TASK INPUT:
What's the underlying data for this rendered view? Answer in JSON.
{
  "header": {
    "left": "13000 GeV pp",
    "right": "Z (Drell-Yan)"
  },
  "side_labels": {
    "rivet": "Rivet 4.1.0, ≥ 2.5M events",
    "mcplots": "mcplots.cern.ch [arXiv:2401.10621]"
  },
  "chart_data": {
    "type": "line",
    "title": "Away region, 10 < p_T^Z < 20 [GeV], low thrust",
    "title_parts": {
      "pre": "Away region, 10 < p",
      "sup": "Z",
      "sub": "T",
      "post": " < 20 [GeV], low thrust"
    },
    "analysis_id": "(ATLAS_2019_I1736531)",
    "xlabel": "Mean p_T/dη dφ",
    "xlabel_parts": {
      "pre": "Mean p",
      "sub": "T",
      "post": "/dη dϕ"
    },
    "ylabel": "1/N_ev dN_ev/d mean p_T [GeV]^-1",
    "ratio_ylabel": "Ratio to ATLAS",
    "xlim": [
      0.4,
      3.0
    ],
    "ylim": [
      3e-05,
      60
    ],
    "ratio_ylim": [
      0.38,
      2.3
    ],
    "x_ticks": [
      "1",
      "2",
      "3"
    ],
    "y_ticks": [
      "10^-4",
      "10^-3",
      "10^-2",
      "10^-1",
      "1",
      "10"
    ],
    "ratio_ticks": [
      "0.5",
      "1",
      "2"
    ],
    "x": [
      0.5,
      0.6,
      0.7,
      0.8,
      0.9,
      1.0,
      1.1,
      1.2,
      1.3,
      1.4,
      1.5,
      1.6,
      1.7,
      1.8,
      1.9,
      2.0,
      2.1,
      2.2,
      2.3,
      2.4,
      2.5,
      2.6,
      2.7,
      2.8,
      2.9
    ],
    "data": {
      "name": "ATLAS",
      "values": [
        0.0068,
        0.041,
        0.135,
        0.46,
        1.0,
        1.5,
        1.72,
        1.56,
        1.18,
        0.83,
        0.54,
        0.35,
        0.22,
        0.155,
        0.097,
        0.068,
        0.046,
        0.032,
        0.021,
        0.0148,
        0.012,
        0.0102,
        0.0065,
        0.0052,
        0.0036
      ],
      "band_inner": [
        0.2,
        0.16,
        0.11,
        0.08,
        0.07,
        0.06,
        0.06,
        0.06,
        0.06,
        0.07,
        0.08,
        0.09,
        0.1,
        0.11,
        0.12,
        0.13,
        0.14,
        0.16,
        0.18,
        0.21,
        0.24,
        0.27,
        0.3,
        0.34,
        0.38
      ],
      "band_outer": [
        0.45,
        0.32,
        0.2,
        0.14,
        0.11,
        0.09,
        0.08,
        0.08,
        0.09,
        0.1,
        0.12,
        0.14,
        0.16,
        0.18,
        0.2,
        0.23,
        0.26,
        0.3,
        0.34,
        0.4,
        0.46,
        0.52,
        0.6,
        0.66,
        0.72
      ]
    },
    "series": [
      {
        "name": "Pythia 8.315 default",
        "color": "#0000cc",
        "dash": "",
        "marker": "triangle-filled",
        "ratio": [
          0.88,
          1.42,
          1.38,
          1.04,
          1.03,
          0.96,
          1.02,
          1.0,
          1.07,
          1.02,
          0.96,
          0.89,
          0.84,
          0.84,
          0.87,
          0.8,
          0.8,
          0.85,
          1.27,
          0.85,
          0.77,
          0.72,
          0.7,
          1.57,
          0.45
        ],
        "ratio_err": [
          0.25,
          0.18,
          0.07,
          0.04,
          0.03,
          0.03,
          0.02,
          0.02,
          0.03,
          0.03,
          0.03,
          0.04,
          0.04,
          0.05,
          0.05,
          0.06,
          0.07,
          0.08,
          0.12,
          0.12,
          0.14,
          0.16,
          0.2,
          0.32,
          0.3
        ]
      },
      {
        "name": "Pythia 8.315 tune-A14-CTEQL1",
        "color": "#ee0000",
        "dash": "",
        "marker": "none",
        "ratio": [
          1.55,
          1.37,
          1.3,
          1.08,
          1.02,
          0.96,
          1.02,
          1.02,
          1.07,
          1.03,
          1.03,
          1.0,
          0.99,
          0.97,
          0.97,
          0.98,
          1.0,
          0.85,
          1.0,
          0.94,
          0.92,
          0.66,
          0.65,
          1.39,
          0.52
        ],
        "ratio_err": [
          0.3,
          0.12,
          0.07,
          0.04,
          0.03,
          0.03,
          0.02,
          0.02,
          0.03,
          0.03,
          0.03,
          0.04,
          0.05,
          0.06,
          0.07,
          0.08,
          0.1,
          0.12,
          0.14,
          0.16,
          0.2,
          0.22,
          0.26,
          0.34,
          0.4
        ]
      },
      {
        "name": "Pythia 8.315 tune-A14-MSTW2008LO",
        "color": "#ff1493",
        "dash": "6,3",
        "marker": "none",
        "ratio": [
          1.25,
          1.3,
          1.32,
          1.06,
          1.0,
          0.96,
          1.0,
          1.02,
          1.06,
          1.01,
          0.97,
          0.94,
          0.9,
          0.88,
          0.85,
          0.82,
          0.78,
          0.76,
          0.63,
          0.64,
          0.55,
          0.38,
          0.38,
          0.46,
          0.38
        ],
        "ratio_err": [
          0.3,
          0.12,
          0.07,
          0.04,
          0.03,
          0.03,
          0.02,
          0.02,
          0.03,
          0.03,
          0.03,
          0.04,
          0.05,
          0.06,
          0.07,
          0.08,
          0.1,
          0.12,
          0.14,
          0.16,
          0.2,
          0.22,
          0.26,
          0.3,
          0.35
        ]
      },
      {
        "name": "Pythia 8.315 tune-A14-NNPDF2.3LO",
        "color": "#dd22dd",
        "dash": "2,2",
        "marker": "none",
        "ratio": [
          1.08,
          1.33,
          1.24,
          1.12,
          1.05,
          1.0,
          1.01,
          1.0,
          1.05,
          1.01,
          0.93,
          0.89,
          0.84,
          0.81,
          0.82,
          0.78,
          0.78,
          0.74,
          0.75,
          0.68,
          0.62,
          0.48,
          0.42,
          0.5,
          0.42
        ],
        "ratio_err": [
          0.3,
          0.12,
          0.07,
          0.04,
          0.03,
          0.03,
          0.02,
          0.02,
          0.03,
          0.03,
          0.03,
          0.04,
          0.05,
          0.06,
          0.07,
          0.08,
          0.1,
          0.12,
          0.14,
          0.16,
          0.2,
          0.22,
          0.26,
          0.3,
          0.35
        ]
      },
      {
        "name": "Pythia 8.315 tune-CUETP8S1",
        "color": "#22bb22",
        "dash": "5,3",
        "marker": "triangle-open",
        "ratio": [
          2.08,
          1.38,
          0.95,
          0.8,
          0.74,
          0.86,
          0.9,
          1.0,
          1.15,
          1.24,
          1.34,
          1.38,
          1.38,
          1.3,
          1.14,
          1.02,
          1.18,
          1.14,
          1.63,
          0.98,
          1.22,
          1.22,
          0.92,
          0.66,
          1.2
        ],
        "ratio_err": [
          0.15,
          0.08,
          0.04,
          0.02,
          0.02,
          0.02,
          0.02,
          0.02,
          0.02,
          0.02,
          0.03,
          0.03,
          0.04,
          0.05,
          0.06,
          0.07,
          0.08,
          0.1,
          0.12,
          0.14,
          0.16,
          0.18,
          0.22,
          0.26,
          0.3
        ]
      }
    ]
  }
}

PROBLEM REQUIREMENTS: Isolate the lines that hold the word "color" and copy all of them.

SOLUTION TO THIS EXERCISE:
        "color": "#0000cc",
        "color": "#ee0000",
        "color": "#ff1493",
        "color": "#dd22dd",
        "color": "#22bb22",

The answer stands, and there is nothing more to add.